**Work instructions:** For this exercise, repeat all of the material verbatim apart from its images.
*** Records to use
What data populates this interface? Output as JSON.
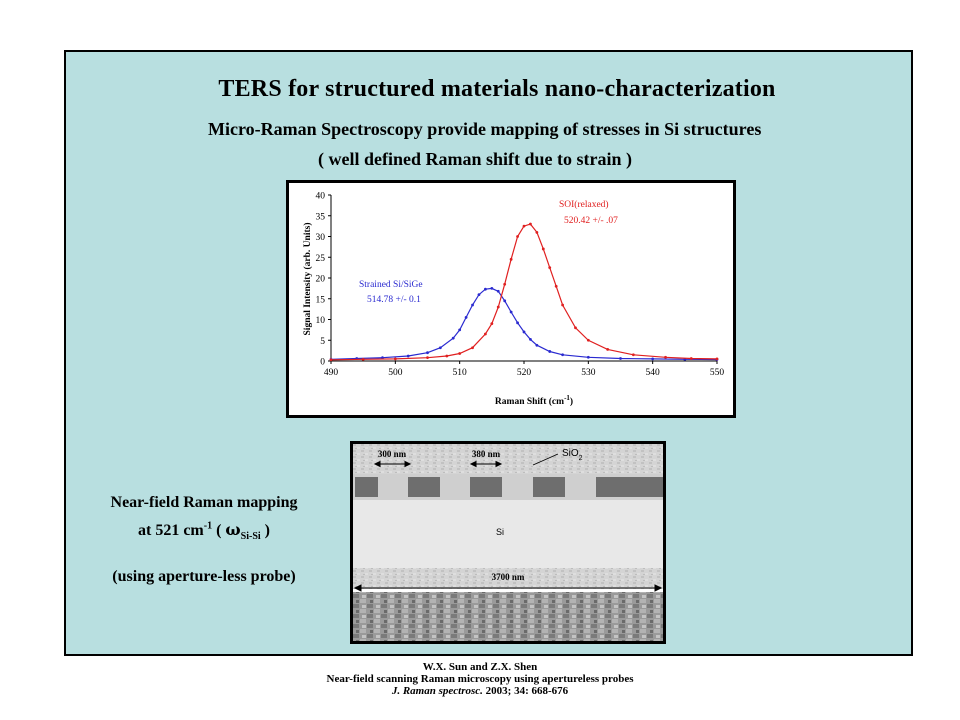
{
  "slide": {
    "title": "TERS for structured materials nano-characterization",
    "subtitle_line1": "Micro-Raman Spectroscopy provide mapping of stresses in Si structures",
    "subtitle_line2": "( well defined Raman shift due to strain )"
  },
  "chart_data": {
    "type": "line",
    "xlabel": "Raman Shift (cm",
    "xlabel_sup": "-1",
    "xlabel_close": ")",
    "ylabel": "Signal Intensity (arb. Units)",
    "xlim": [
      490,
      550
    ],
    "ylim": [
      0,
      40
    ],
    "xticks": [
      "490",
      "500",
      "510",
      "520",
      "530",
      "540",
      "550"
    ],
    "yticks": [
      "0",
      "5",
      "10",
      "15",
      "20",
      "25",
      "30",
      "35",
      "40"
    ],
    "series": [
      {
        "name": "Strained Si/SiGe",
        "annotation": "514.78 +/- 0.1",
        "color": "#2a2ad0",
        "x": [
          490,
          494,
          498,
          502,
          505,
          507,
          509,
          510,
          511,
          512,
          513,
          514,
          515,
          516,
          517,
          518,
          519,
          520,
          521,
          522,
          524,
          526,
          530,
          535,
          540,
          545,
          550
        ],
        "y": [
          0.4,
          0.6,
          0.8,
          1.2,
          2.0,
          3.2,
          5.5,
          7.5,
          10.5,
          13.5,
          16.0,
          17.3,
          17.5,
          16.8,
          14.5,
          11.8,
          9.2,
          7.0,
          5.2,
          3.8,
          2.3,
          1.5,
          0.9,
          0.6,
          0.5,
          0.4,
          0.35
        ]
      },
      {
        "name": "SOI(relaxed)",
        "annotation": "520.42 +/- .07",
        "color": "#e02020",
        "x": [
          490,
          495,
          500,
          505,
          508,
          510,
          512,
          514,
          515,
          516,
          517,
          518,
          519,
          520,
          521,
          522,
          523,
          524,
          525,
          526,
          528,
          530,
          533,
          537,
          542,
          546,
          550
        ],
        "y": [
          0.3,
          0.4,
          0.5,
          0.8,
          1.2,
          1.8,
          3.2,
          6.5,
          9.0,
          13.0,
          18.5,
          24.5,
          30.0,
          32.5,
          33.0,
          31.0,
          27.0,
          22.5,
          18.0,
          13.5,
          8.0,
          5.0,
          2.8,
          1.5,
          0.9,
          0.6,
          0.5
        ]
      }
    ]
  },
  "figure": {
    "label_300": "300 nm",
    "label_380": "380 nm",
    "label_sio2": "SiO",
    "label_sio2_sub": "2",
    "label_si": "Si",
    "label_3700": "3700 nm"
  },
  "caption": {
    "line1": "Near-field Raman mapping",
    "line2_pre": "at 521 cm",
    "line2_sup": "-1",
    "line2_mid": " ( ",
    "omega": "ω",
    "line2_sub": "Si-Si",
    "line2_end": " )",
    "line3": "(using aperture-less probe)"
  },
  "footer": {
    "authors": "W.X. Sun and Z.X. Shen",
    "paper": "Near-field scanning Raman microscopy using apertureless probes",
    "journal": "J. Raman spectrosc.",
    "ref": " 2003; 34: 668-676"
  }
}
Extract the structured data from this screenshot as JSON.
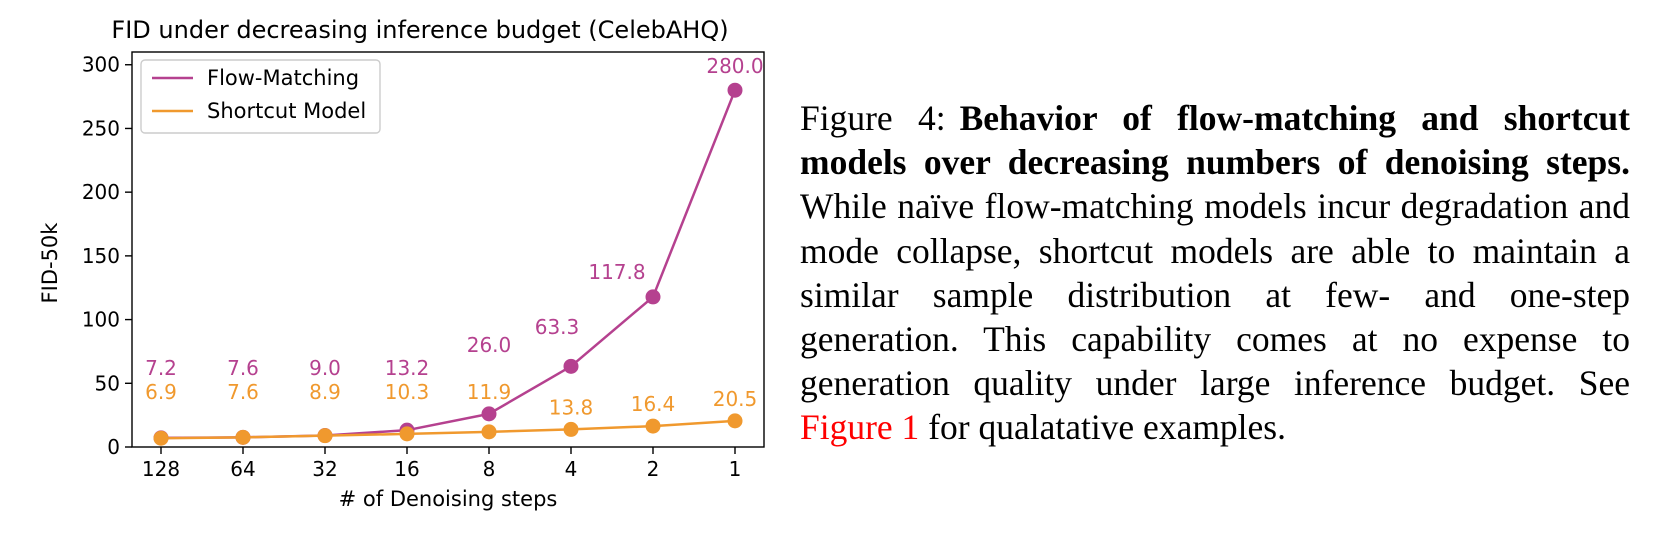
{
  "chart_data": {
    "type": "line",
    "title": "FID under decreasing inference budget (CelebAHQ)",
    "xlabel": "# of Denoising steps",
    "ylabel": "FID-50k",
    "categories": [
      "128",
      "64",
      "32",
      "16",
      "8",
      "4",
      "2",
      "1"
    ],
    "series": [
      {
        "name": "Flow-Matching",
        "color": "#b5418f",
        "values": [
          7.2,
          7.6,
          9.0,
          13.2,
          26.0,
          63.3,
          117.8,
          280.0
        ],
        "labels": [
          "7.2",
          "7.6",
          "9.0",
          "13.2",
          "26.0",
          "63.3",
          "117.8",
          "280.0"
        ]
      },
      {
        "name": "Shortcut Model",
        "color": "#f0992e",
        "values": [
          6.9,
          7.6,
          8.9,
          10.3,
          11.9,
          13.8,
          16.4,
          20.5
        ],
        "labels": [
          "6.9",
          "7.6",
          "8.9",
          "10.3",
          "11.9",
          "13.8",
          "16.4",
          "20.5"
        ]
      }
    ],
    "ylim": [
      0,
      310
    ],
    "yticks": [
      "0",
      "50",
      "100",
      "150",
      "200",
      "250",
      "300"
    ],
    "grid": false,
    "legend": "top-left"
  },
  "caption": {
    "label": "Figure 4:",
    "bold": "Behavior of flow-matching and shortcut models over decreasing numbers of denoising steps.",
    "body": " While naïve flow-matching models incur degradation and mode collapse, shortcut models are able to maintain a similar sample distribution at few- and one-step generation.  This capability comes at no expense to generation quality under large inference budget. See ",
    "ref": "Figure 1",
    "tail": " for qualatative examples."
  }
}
******
**Answer for the task:**
What data populates this interface? Output as JSON.
{
  "slide": {
    "title": "TERS for structured materials nano-characterization",
    "subtitle_line1": "Micro-Raman Spectroscopy provide mapping of stresses in Si structures",
    "subtitle_line2": "( well defined Raman shift due to strain )"
  },
  "chart_data": {
    "type": "line",
    "xlabel": "Raman Shift (cm",
    "xlabel_sup": "-1",
    "xlabel_close": ")",
    "ylabel": "Signal Intensity (arb. Units)",
    "xlim": [
      490,
      550
    ],
    "ylim": [
      0,
      40
    ],
    "xticks": [
      "490",
      "500",
      "510",
      "520",
      "530",
      "540",
      "550"
    ],
    "yticks": [
      "0",
      "5",
      "10",
      "15",
      "20",
      "25",
      "30",
      "35",
      "40"
    ],
    "series": [
      {
        "name": "Strained Si/SiGe",
        "annotation": "514.78 +/- 0.1",
        "color": "#2a2ad0",
        "x": [
          490,
          494,
          498,
          502,
          505,
          507,
          509,
          510,
          511,
          512,
          513,
          514,
          515,
          516,
          517,
          518,
          519,
          520,
          521,
          522,
          524,
          526,
          530,
          535,
          540,
          545,
          550
        ],
        "y": [
          0.4,
          0.6,
          0.8,
          1.2,
          2.0,
          3.2,
          5.5,
          7.5,
          10.5,
          13.5,
          16.0,
          17.3,
          17.5,
          16.8,
          14.5,
          11.8,
          9.2,
          7.0,
          5.2,
          3.8,
          2.3,
          1.5,
          0.9,
          0.6,
          0.5,
          0.4,
          0.35
        ]
      },
      {
        "name": "SOI(relaxed)",
        "annotation": "520.42 +/- .07",
        "color": "#e02020",
        "x": [
          490,
          495,
          500,
          505,
          508,
          510,
          512,
          514,
          515,
          516,
          517,
          518,
          519,
          520,
          521,
          522,
          523,
          524,
          525,
          526,
          528,
          530,
          533,
          537,
          542,
          546,
          550
        ],
        "y": [
          0.3,
          0.4,
          0.5,
          0.8,
          1.2,
          1.8,
          3.2,
          6.5,
          9.0,
          13.0,
          18.5,
          24.5,
          30.0,
          32.5,
          33.0,
          31.0,
          27.0,
          22.5,
          18.0,
          13.5,
          8.0,
          5.0,
          2.8,
          1.5,
          0.9,
          0.6,
          0.5
        ]
      }
    ]
  },
  "figure": {
    "label_300": "300 nm",
    "label_380": "380 nm",
    "label_sio2": "SiO",
    "label_sio2_sub": "2",
    "label_si": "Si",
    "label_3700": "3700 nm"
  },
  "caption": {
    "line1": "Near-field Raman mapping",
    "line2_pre": "at 521 cm",
    "line2_sup": "-1",
    "line2_mid": " ( ",
    "omega": "ω",
    "line2_sub": "Si-Si",
    "line2_end": " )",
    "line3": "(using aperture-less probe)"
  },
  "footer": {
    "authors": "W.X. Sun and Z.X. Shen",
    "paper": "Near-field scanning Raman microscopy using apertureless probes",
    "journal": "J. Raman spectrosc.",
    "ref": " 2003; 34: 668-676"
  }
}
Extract the structured data from this screenshot as JSON.
{
  "chart_data": {
    "type": "line",
    "title": "FID under decreasing inference budget (CelebAHQ)",
    "xlabel": "# of Denoising steps",
    "ylabel": "FID-50k",
    "categories": [
      "128",
      "64",
      "32",
      "16",
      "8",
      "4",
      "2",
      "1"
    ],
    "series": [
      {
        "name": "Flow-Matching",
        "color": "#b5418f",
        "values": [
          7.2,
          7.6,
          9.0,
          13.2,
          26.0,
          63.3,
          117.8,
          280.0
        ],
        "labels": [
          "7.2",
          "7.6",
          "9.0",
          "13.2",
          "26.0",
          "63.3",
          "117.8",
          "280.0"
        ]
      },
      {
        "name": "Shortcut Model",
        "color": "#f0992e",
        "values": [
          6.9,
          7.6,
          8.9,
          10.3,
          11.9,
          13.8,
          16.4,
          20.5
        ],
        "labels": [
          "6.9",
          "7.6",
          "8.9",
          "10.3",
          "11.9",
          "13.8",
          "16.4",
          "20.5"
        ]
      }
    ],
    "ylim": [
      0,
      310
    ],
    "yticks": [
      "0",
      "50",
      "100",
      "150",
      "200",
      "250",
      "300"
    ],
    "grid": false,
    "legend": "top-left"
  },
  "caption": {
    "label": "Figure 4:",
    "bold": "Behavior of flow-matching and shortcut models over decreasing numbers of denoising steps.",
    "body": " While naïve flow-matching models incur degradation and mode collapse, shortcut models are able to maintain a similar sample distribution at few- and one-step generation.  This capability comes at no expense to generation quality under large inference budget. See ",
    "ref": "Figure 1",
    "tail": " for qualatative examples."
  }
}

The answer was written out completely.